■ **EXERCISE**: Report the number of lines in the entries below that include the word "flowers", and nothing else.

>> begin DATASET RECORDS

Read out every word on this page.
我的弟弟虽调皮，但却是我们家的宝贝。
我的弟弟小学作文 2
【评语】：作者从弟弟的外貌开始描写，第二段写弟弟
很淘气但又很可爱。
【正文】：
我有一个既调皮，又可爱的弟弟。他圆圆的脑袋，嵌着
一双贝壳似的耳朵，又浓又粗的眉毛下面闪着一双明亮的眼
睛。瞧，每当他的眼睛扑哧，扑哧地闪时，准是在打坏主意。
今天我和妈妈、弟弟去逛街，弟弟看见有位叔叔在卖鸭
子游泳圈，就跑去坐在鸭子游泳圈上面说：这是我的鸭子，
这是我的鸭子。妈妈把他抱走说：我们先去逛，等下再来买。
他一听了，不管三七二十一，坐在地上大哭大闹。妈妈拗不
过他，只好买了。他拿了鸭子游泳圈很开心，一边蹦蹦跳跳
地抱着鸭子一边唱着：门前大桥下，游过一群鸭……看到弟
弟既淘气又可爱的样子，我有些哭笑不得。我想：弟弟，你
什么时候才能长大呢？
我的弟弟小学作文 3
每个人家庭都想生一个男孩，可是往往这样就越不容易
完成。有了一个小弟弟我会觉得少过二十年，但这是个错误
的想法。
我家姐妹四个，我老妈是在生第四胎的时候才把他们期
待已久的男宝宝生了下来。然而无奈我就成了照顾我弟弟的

>> end DATASET RECORDS
>> begin DATASET RECORDS

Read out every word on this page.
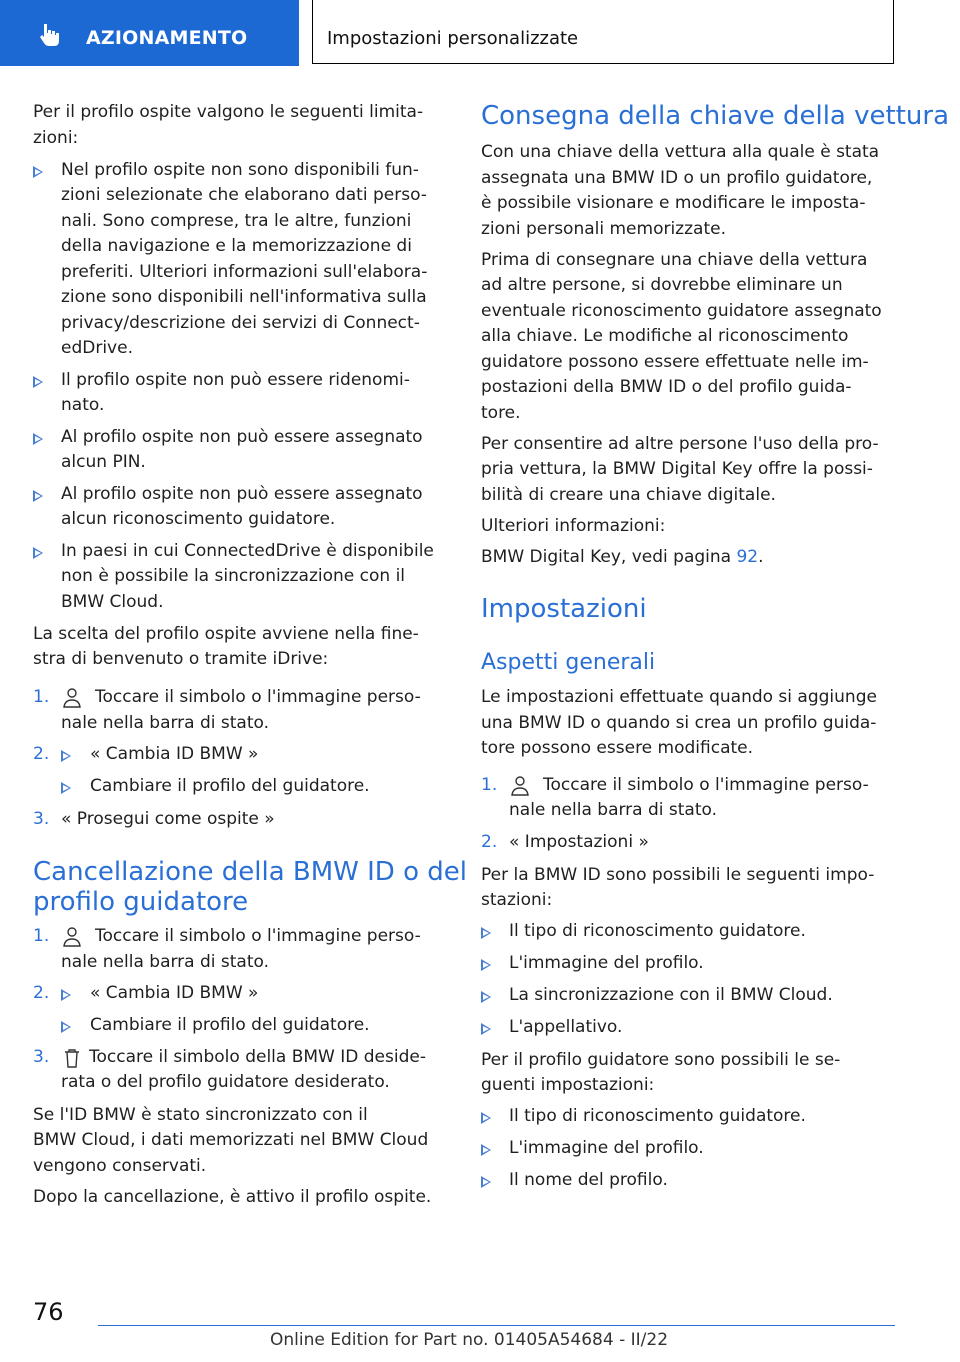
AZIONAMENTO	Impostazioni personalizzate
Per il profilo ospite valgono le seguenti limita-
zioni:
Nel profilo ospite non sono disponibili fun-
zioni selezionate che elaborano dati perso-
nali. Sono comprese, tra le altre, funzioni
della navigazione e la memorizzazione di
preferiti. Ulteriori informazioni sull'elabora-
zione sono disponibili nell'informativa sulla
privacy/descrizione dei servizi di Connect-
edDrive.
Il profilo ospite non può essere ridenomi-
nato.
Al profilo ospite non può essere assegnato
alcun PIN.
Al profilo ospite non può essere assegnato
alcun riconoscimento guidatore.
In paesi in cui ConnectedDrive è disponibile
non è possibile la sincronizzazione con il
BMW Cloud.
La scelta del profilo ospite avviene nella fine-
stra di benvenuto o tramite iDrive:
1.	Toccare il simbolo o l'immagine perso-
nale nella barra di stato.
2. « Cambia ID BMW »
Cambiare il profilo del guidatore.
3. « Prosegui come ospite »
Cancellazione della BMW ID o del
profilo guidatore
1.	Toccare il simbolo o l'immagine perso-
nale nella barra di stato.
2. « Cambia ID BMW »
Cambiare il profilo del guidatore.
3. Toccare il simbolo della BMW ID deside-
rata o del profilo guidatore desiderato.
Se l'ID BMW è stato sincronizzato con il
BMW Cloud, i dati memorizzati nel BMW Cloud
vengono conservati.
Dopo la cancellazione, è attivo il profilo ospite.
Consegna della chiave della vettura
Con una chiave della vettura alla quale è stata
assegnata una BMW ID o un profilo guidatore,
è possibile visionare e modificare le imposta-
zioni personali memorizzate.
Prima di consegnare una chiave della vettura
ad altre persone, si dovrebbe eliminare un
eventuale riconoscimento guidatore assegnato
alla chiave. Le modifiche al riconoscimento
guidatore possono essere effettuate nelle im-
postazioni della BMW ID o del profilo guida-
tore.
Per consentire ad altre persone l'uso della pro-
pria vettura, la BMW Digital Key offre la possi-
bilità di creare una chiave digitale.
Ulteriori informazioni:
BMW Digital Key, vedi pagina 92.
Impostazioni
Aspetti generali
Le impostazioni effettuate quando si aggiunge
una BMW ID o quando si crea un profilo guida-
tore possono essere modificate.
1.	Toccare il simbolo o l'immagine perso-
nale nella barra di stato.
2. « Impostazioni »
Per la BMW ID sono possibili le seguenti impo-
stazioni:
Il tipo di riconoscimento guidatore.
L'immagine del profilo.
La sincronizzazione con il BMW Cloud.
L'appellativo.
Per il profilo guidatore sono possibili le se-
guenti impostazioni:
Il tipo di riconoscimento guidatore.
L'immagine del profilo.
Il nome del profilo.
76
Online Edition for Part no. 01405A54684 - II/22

>> end DATASET RECORDS
>> begin DATASET RECORDS

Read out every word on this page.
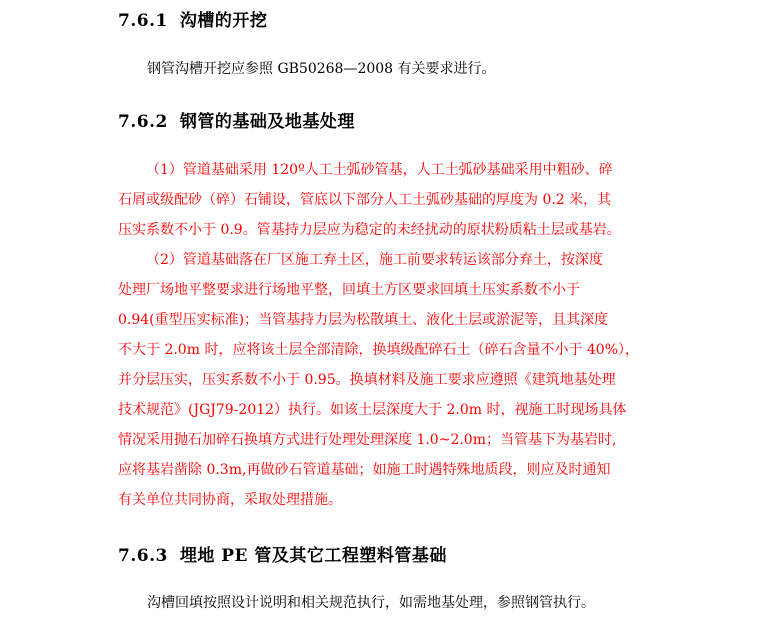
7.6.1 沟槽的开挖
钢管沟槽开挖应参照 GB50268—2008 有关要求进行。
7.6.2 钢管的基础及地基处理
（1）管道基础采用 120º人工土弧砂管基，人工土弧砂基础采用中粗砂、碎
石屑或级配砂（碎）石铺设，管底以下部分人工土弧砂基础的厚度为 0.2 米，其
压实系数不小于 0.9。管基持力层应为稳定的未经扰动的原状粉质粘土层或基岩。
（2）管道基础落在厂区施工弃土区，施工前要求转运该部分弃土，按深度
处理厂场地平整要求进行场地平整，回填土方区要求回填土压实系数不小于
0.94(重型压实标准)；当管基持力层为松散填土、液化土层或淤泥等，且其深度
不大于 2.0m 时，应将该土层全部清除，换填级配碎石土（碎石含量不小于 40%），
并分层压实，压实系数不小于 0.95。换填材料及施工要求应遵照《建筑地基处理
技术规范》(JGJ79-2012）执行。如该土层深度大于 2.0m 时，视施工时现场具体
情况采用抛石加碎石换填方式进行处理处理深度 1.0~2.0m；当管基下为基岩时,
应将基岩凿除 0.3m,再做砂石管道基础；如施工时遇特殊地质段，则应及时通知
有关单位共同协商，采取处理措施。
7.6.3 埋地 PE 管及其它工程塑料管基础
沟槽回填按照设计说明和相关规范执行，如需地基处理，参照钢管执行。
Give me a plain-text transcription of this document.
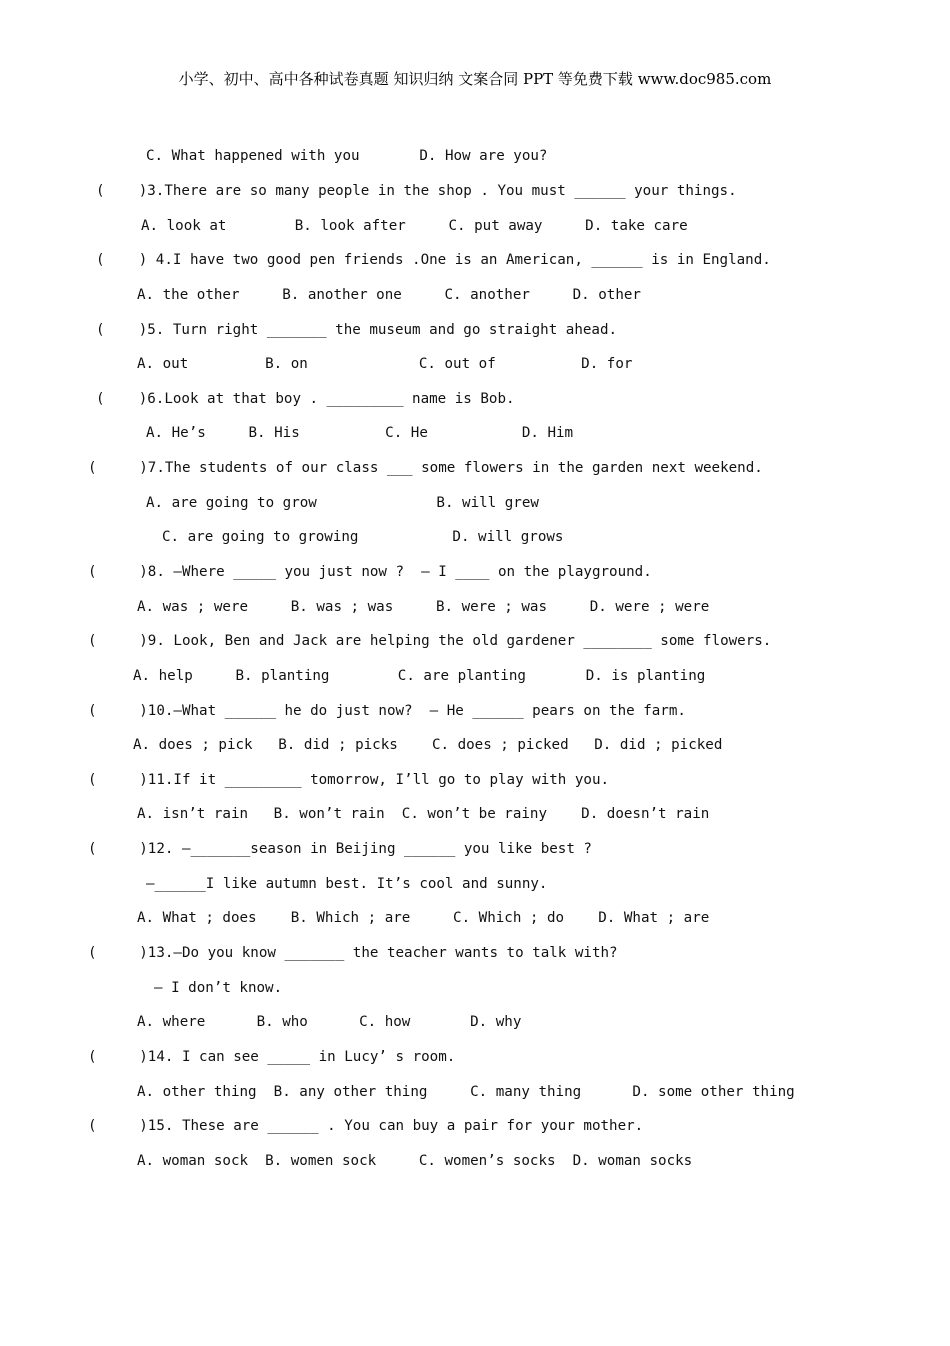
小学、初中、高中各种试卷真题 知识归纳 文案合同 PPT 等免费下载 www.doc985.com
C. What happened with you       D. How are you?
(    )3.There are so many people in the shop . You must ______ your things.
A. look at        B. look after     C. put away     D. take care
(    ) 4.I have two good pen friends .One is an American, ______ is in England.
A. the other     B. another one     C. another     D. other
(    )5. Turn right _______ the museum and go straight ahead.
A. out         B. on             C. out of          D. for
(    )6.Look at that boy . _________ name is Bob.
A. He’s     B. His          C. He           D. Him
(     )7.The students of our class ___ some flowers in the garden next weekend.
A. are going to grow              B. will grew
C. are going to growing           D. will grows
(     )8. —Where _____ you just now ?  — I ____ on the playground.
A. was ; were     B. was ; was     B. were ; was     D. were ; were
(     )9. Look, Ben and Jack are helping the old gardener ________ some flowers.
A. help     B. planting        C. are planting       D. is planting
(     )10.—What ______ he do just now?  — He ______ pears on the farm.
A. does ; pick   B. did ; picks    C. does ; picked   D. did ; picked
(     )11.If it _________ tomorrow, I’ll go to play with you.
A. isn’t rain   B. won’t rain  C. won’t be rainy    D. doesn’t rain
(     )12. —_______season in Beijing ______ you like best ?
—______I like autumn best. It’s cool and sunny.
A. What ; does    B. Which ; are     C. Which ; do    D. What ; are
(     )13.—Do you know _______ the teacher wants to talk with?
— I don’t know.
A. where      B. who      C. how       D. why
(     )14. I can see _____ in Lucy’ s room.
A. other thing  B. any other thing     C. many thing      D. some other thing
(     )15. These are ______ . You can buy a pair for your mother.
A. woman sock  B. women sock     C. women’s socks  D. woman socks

>> end DATASET RECORDS

■ **SOLUTION**: 2